BEGIN GIVEN DATA
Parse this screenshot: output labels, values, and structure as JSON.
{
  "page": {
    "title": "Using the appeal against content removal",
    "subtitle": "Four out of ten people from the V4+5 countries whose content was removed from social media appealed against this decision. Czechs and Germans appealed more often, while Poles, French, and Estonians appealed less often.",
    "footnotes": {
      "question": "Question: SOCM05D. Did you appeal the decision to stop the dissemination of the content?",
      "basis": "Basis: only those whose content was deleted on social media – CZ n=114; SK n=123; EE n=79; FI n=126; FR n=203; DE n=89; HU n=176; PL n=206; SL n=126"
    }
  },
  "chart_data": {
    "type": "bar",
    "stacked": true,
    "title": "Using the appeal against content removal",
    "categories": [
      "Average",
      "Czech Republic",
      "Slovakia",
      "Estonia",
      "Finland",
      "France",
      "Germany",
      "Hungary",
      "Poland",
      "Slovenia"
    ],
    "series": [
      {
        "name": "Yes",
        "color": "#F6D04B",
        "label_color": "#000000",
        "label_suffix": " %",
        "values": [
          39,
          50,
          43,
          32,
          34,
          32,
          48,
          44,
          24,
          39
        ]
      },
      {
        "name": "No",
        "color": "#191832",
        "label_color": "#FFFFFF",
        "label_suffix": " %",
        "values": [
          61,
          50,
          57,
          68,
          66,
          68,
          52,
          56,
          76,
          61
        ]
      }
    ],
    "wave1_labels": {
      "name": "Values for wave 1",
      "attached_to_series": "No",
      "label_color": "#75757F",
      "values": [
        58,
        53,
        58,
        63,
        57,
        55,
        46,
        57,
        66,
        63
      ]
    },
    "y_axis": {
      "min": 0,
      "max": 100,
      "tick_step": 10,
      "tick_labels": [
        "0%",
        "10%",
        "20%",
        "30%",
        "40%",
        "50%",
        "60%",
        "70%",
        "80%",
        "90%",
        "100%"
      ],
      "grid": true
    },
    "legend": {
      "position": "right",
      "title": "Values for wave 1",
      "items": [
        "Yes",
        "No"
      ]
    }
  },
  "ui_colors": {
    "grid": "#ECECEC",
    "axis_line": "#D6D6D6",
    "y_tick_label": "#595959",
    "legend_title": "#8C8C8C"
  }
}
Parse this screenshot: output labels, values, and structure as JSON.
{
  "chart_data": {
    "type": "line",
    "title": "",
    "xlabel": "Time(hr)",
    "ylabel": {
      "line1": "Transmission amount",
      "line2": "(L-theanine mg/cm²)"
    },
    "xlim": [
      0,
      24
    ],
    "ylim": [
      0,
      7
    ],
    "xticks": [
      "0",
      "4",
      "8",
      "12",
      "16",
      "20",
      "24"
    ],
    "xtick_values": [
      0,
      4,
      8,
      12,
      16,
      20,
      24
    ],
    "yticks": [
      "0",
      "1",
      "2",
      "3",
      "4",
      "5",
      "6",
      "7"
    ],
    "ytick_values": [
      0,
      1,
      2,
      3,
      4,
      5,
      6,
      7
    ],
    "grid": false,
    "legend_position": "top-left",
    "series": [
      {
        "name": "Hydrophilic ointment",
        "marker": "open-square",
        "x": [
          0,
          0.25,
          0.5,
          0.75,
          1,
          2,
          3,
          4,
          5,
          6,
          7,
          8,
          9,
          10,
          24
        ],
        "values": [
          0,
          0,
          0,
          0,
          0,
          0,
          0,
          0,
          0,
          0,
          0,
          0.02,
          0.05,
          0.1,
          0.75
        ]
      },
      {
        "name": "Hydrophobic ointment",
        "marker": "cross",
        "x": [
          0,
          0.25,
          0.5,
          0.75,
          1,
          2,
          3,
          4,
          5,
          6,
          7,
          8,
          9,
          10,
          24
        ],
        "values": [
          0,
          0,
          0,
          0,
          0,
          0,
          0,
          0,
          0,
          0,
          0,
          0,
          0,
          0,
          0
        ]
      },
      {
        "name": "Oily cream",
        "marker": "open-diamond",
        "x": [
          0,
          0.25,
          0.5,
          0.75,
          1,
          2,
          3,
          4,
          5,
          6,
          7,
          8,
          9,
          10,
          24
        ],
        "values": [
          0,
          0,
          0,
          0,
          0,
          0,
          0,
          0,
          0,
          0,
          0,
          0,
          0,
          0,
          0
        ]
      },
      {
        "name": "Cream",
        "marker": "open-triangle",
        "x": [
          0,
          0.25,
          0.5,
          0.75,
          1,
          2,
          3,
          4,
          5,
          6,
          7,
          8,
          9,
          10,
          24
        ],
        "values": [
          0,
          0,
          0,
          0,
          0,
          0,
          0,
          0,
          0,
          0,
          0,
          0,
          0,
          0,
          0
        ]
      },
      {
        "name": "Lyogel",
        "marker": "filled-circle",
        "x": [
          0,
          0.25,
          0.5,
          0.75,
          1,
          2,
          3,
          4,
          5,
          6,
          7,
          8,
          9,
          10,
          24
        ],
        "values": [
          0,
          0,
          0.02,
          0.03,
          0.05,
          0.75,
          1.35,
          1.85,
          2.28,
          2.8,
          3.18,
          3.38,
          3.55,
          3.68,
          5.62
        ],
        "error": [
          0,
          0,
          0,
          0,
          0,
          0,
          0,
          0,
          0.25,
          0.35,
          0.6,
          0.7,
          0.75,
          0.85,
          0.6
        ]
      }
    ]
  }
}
END GIVEN DATA
■ **WRITTEN REQUEST**: Output each record precisely as given.

■ **FINISHED EXERCISE**:
Parse this screenshot: output labels, values, and structure as JSON.
{
  "page": {
    "title": "Using the appeal against content removal",
    "subtitle": "Four out of ten people from the V4+5 countries whose content was removed from social media appealed against this decision. Czechs and Germans appealed more often, while Poles, French, and Estonians appealed less often.",
    "footnotes": {
      "question": "Question: SOCM05D. Did you appeal the decision to stop the dissemination of the content?",
      "basis": "Basis: only those whose content was deleted on social media – CZ n=114; SK n=123; EE n=79; FI n=126; FR n=203; DE n=89; HU n=176; PL n=206; SL n=126"
    }
  },
  "chart_data": {
    "type": "bar",
    "stacked": true,
    "title": "Using the appeal against content removal",
    "categories": [
      "Average",
      "Czech Republic",
      "Slovakia",
      "Estonia",
      "Finland",
      "France",
      "Germany",
      "Hungary",
      "Poland",
      "Slovenia"
    ],
    "series": [
      {
        "name": "Yes",
        "color": "#F6D04B",
        "label_color": "#000000",
        "label_suffix": " %",
        "values": [
          39,
          50,
          43,
          32,
          34,
          32,
          48,
          44,
          24,
          39
        ]
      },
      {
        "name": "No",
        "color": "#191832",
        "label_color": "#FFFFFF",
        "label_suffix": " %",
        "values": [
          61,
          50,
          57,
          68,
          66,
          68,
          52,
          56,
          76,
          61
        ]
      }
    ],
    "wave1_labels": {
      "name": "Values for wave 1",
      "attached_to_series": "No",
      "label_color": "#75757F",
      "values": [
        58,
        53,
        58,
        63,
        57,
        55,
        46,
        57,
        66,
        63
      ]
    },
    "y_axis": {
      "min": 0,
      "max": 100,
      "tick_step": 10,
      "tick_labels": [
        "0%",
        "10%",
        "20%",
        "30%",
        "40%",
        "50%",
        "60%",
        "70%",
        "80%",
        "90%",
        "100%"
      ],
      "grid": true
    },
    "legend": {
      "position": "right",
      "title": "Values for wave 1",
      "items": [
        "Yes",
        "No"
      ]
    }
  },
  "ui_colors": {
    "grid": "#ECECEC",
    "axis_line": "#D6D6D6",
    "y_tick_label": "#595959",
    "legend_title": "#8C8C8C"
  }
}
Parse this screenshot: output labels, values, and structure as JSON.
{
  "chart_data": {
    "type": "line",
    "title": "",
    "xlabel": "Time(hr)",
    "ylabel": {
      "line1": "Transmission amount",
      "line2": "(L-theanine mg/cm²)"
    },
    "xlim": [
      0,
      24
    ],
    "ylim": [
      0,
      7
    ],
    "xticks": [
      "0",
      "4",
      "8",
      "12",
      "16",
      "20",
      "24"
    ],
    "xtick_values": [
      0,
      4,
      8,
      12,
      16,
      20,
      24
    ],
    "yticks": [
      "0",
      "1",
      "2",
      "3",
      "4",
      "5",
      "6",
      "7"
    ],
    "ytick_values": [
      0,
      1,
      2,
      3,
      4,
      5,
      6,
      7
    ],
    "grid": false,
    "legend_position": "top-left",
    "series": [
      {
        "name": "Hydrophilic ointment",
        "marker": "open-square",
        "x": [
          0,
          0.25,
          0.5,
          0.75,
          1,
          2,
          3,
          4,
          5,
          6,
          7,
          8,
          9,
          10,
          24
        ],
        "values": [
          0,
          0,
          0,
          0,
          0,
          0,
          0,
          0,
          0,
          0,
          0,
          0.02,
          0.05,
          0.1,
          0.75
        ]
      },
      {
        "name": "Hydrophobic ointment",
        "marker": "cross",
        "x": [
          0,
          0.25,
          0.5,
          0.75,
          1,
          2,
          3,
          4,
          5,
          6,
          7,
          8,
          9,
          10,
          24
        ],
        "values": [
          0,
          0,
          0,
          0,
          0,
          0,
          0,
          0,
          0,
          0,
          0,
          0,
          0,
          0,
          0
        ]
      },
      {
        "name": "Oily cream",
        "marker": "open-diamond",
        "x": [
          0,
          0.25,
          0.5,
          0.75,
          1,
          2,
          3,
          4,
          5,
          6,
          7,
          8,
          9,
          10,
          24
        ],
        "values": [
          0,
          0,
          0,
          0,
          0,
          0,
          0,
          0,
          0,
          0,
          0,
          0,
          0,
          0,
          0
        ]
      },
      {
        "name": "Cream",
        "marker": "open-triangle",
        "x": [
          0,
          0.25,
          0.5,
          0.75,
          1,
          2,
          3,
          4,
          5,
          6,
          7,
          8,
          9,
          10,
          24
        ],
        "values": [
          0,
          0,
          0,
          0,
          0,
          0,
          0,
          0,
          0,
          0,
          0,
          0,
          0,
          0,
          0
        ]
      },
      {
        "name": "Lyogel",
        "marker": "filled-circle",
        "x": [
          0,
          0.25,
          0.5,
          0.75,
          1,
          2,
          3,
          4,
          5,
          6,
          7,
          8,
          9,
          10,
          24
        ],
        "values": [
          0,
          0,
          0.02,
          0.03,
          0.05,
          0.75,
          1.35,
          1.85,
          2.28,
          2.8,
          3.18,
          3.38,
          3.55,
          3.68,
          5.62
        ],
        "error": [
          0,
          0,
          0,
          0,
          0,
          0,
          0,
          0,
          0.25,
          0.35,
          0.6,
          0.7,
          0.75,
          0.85,
          0.6
        ]
      }
    ]
  }
}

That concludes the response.